Stored entries
- - -

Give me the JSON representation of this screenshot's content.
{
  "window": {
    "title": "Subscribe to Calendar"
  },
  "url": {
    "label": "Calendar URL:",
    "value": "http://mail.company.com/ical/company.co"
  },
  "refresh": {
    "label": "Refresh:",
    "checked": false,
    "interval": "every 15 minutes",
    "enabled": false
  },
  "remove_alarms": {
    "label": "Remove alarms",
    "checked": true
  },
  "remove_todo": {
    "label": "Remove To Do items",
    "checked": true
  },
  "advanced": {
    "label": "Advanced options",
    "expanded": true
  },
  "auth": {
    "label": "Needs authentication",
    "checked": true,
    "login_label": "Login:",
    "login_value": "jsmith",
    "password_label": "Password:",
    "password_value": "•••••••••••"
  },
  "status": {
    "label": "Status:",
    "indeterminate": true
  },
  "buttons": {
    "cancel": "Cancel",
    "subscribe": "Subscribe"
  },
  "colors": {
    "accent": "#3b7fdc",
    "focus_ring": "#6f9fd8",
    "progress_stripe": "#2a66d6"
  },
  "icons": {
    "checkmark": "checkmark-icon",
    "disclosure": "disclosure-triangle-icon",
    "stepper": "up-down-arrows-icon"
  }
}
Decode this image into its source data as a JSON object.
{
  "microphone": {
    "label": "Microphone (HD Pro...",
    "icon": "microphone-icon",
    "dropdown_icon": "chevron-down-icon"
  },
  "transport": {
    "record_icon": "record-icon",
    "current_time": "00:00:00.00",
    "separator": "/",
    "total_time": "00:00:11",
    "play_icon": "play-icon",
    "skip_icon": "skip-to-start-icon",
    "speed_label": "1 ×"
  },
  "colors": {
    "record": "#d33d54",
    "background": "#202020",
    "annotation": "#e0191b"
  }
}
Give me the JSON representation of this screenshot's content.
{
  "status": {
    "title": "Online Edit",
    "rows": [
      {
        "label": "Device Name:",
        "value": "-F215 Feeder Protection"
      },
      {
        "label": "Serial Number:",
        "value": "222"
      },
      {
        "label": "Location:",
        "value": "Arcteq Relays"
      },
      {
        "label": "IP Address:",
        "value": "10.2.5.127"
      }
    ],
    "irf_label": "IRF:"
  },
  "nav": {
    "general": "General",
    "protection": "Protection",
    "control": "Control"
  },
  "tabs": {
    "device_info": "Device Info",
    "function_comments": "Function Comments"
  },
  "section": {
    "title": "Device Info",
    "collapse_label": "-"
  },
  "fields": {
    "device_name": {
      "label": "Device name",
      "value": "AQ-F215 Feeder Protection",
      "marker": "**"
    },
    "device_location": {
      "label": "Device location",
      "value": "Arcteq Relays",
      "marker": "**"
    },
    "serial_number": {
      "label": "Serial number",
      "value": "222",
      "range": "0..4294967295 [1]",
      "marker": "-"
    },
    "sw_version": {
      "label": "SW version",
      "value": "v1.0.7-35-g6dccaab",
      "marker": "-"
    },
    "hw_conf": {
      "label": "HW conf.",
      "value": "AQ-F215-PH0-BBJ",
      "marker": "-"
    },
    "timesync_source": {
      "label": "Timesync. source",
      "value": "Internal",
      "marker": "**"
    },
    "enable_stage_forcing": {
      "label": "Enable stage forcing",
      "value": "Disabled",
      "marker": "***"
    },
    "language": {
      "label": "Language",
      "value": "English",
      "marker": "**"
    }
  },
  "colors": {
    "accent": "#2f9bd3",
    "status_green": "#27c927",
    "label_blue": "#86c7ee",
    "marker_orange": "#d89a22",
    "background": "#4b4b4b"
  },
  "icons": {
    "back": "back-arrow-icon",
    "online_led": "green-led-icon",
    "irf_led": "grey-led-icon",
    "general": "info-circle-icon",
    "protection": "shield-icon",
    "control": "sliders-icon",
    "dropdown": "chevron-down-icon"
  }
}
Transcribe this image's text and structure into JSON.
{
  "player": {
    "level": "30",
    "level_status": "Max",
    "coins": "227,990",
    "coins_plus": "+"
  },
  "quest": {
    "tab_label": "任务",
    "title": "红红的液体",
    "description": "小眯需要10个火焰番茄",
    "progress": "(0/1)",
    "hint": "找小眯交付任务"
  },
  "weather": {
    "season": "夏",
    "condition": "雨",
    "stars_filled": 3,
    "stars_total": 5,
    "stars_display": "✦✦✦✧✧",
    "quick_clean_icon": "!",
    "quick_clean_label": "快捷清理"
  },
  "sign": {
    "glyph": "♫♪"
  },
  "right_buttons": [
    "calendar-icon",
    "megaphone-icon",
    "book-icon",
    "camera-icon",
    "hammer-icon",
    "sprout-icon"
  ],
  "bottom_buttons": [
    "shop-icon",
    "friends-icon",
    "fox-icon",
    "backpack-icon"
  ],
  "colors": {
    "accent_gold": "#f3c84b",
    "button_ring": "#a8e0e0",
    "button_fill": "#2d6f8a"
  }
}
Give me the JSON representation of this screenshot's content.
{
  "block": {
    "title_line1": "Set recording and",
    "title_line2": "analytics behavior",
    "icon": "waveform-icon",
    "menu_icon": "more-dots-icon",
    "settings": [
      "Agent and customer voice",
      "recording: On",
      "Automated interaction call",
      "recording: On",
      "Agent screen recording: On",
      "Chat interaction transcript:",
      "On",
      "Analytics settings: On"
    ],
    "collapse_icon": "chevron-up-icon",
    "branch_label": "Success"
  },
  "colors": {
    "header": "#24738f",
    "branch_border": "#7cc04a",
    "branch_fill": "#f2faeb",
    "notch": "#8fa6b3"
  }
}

- - -

Output all records verbatim.

Give me the JSON representation of this screenshot's content.
{
  "window": {
    "title": "Subscribe to Calendar"
  },
  "url": {
    "label": "Calendar URL:",
    "value": "http://mail.company.com/ical/company.co"
  },
  "refresh": {
    "label": "Refresh:",
    "checked": false,
    "interval": "every 15 minutes",
    "enabled": false
  },
  "remove_alarms": {
    "label": "Remove alarms",
    "checked": true
  },
  "remove_todo": {
    "label": "Remove To Do items",
    "checked": true
  },
  "advanced": {
    "label": "Advanced options",
    "expanded": true
  },
  "auth": {
    "label": "Needs authentication",
    "checked": true,
    "login_label": "Login:",
    "login_value": "jsmith",
    "password_label": "Password:",
    "password_value": "•••••••••••"
  },
  "status": {
    "label": "Status:",
    "indeterminate": true
  },
  "buttons": {
    "cancel": "Cancel",
    "subscribe": "Subscribe"
  },
  "colors": {
    "accent": "#3b7fdc",
    "focus_ring": "#6f9fd8",
    "progress_stripe": "#2a66d6"
  },
  "icons": {
    "checkmark": "checkmark-icon",
    "disclosure": "disclosure-triangle-icon",
    "stepper": "up-down-arrows-icon"
  }
}
Decode this image into its source data as a JSON object.
{
  "microphone": {
    "label": "Microphone (HD Pro...",
    "icon": "microphone-icon",
    "dropdown_icon": "chevron-down-icon"
  },
  "transport": {
    "record_icon": "record-icon",
    "current_time": "00:00:00.00",
    "separator": "/",
    "total_time": "00:00:11",
    "play_icon": "play-icon",
    "skip_icon": "skip-to-start-icon",
    "speed_label": "1 ×"
  },
  "colors": {
    "record": "#d33d54",
    "background": "#202020",
    "annotation": "#e0191b"
  }
}
Give me the JSON representation of this screenshot's content.
{
  "status": {
    "title": "Online Edit",
    "rows": [
      {
        "label": "Device Name:",
        "value": "-F215 Feeder Protection"
      },
      {
        "label": "Serial Number:",
        "value": "222"
      },
      {
        "label": "Location:",
        "value": "Arcteq Relays"
      },
      {
        "label": "IP Address:",
        "value": "10.2.5.127"
      }
    ],
    "irf_label": "IRF:"
  },
  "nav": {
    "general": "General",
    "protection": "Protection",
    "control": "Control"
  },
  "tabs": {
    "device_info": "Device Info",
    "function_comments": "Function Comments"
  },
  "section": {
    "title": "Device Info",
    "collapse_label": "-"
  },
  "fields": {
    "device_name": {
      "label": "Device name",
      "value": "AQ-F215 Feeder Protection",
      "marker": "**"
    },
    "device_location": {
      "label": "Device location",
      "value": "Arcteq Relays",
      "marker": "**"
    },
    "serial_number": {
      "label": "Serial number",
      "value": "222",
      "range": "0..4294967295 [1]",
      "marker": "-"
    },
    "sw_version": {
      "label": "SW version",
      "value": "v1.0.7-35-g6dccaab",
      "marker": "-"
    },
    "hw_conf": {
      "label": "HW conf.",
      "value": "AQ-F215-PH0-BBJ",
      "marker": "-"
    },
    "timesync_source": {
      "label": "Timesync. source",
      "value": "Internal",
      "marker": "**"
    },
    "enable_stage_forcing": {
      "label": "Enable stage forcing",
      "value": "Disabled",
      "marker": "***"
    },
    "language": {
      "label": "Language",
      "value": "English",
      "marker": "**"
    }
  },
  "colors": {
    "accent": "#2f9bd3",
    "status_green": "#27c927",
    "label_blue": "#86c7ee",
    "marker_orange": "#d89a22",
    "background": "#4b4b4b"
  },
  "icons": {
    "back": "back-arrow-icon",
    "online_led": "green-led-icon",
    "irf_led": "grey-led-icon",
    "general": "info-circle-icon",
    "protection": "shield-icon",
    "control": "sliders-icon",
    "dropdown": "chevron-down-icon"
  }
}
Transcribe this image's text and structure into JSON.
{
  "player": {
    "level": "30",
    "level_status": "Max",
    "coins": "227,990",
    "coins_plus": "+"
  },
  "quest": {
    "tab_label": "任务",
    "title": "红红的液体",
    "description": "小眯需要10个火焰番茄",
    "progress": "(0/1)",
    "hint": "找小眯交付任务"
  },
  "weather": {
    "season": "夏",
    "condition": "雨",
    "stars_filled": 3,
    "stars_total": 5,
    "stars_display": "✦✦✦✧✧",
    "quick_clean_icon": "!",
    "quick_clean_label": "快捷清理"
  },
  "sign": {
    "glyph": "♫♪"
  },
  "right_buttons": [
    "calendar-icon",
    "megaphone-icon",
    "book-icon",
    "camera-icon",
    "hammer-icon",
    "sprout-icon"
  ],
  "bottom_buttons": [
    "shop-icon",
    "friends-icon",
    "fox-icon",
    "backpack-icon"
  ],
  "colors": {
    "accent_gold": "#f3c84b",
    "button_ring": "#a8e0e0",
    "button_fill": "#2d6f8a"
  }
}
Give me the JSON representation of this screenshot's content.
{
  "block": {
    "title_line1": "Set recording and",
    "title_line2": "analytics behavior",
    "icon": "waveform-icon",
    "menu_icon": "more-dots-icon",
    "settings": [
      "Agent and customer voice",
      "recording: On",
      "Automated interaction call",
      "recording: On",
      "Agent screen recording: On",
      "Chat interaction transcript:",
      "On",
      "Analytics settings: On"
    ],
    "collapse_icon": "chevron-up-icon",
    "branch_label": "Success"
  },
  "colors": {
    "header": "#24738f",
    "branch_border": "#7cc04a",
    "branch_fill": "#f2faeb",
    "notch": "#8fa6b3"
  }
}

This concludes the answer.